SET EXERCISE: Work through the records below and tally every line containing "Herbst". Reply with the total alone.

+++ INPUT RECORDS +++

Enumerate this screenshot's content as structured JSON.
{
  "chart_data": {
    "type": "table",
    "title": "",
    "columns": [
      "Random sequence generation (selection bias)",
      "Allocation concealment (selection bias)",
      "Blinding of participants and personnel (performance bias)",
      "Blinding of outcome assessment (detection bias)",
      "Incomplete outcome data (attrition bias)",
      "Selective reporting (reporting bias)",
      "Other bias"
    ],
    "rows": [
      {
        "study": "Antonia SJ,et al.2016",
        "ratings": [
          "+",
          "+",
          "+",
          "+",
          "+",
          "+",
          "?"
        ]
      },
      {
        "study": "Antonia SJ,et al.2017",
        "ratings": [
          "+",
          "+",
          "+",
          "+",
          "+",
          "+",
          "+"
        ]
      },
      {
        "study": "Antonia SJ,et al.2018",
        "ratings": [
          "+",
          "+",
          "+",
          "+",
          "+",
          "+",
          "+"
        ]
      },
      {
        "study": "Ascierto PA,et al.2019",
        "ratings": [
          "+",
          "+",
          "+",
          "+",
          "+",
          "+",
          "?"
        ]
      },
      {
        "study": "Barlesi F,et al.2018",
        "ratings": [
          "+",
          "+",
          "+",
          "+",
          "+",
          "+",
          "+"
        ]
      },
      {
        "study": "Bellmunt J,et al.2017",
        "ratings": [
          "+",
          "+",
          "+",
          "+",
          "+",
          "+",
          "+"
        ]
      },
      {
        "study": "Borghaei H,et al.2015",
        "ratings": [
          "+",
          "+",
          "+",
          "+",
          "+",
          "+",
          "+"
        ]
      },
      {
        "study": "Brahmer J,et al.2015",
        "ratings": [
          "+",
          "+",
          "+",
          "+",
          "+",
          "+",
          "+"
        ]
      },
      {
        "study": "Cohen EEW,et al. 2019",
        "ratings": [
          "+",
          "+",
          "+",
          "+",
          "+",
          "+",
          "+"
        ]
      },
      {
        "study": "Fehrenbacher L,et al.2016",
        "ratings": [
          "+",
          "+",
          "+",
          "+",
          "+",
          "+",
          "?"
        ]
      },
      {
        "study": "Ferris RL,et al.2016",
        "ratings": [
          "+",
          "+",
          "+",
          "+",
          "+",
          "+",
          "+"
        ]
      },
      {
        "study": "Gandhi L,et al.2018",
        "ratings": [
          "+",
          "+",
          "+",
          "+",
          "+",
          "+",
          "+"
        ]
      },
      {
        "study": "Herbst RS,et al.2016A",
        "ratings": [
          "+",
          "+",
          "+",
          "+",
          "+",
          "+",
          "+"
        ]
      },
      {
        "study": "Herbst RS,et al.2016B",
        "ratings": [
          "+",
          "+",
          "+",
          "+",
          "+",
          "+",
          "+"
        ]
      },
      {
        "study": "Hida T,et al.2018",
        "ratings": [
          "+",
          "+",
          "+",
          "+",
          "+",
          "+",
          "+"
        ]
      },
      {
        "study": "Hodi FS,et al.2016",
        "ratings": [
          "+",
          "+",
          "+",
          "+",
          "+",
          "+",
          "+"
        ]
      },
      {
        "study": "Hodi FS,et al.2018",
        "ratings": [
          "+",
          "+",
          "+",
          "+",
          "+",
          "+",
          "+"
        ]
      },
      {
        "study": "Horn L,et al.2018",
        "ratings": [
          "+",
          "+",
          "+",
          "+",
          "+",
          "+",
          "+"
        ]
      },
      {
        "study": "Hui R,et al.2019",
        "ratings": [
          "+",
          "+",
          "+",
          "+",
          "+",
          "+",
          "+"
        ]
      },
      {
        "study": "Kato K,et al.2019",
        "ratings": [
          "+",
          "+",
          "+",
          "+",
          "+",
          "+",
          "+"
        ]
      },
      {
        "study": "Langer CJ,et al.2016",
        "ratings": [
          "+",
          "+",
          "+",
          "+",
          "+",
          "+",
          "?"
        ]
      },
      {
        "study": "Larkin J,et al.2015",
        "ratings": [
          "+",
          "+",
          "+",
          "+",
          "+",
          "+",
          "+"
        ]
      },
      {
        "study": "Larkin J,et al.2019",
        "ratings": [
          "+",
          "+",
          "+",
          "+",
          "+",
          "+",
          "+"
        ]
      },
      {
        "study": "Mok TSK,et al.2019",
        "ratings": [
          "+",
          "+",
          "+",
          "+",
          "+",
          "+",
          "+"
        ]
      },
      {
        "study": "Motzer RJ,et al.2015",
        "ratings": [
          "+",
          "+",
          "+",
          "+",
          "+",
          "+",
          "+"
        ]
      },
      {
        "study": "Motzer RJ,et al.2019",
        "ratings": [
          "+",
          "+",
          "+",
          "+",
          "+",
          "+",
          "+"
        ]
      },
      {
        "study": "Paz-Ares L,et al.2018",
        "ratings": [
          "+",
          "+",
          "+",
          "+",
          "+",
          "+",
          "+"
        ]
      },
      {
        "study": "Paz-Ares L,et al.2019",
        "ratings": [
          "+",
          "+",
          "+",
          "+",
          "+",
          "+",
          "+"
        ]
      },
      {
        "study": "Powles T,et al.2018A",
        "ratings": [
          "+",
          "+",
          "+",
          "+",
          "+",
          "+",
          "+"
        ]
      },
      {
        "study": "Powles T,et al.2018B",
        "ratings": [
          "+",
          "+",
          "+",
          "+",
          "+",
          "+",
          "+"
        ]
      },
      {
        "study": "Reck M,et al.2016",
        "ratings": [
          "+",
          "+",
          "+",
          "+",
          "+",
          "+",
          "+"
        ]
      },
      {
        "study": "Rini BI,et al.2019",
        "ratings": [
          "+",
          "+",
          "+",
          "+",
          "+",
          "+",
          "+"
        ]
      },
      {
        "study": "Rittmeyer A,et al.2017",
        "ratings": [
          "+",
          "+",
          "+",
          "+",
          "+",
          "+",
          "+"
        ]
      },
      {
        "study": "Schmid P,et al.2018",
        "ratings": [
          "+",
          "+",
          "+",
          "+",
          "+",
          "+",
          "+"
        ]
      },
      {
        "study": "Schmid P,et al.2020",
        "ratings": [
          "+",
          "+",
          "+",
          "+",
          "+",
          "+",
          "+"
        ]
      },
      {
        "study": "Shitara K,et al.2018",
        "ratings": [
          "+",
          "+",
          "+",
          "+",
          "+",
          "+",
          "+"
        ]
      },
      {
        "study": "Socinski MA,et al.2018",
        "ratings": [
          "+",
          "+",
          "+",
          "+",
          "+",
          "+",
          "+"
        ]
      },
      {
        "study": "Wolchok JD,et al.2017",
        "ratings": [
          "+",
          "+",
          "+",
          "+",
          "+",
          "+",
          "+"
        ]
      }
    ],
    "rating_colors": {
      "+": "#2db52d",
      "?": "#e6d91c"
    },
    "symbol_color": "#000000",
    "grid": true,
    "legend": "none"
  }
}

+++

WRITTEN REPLY: 2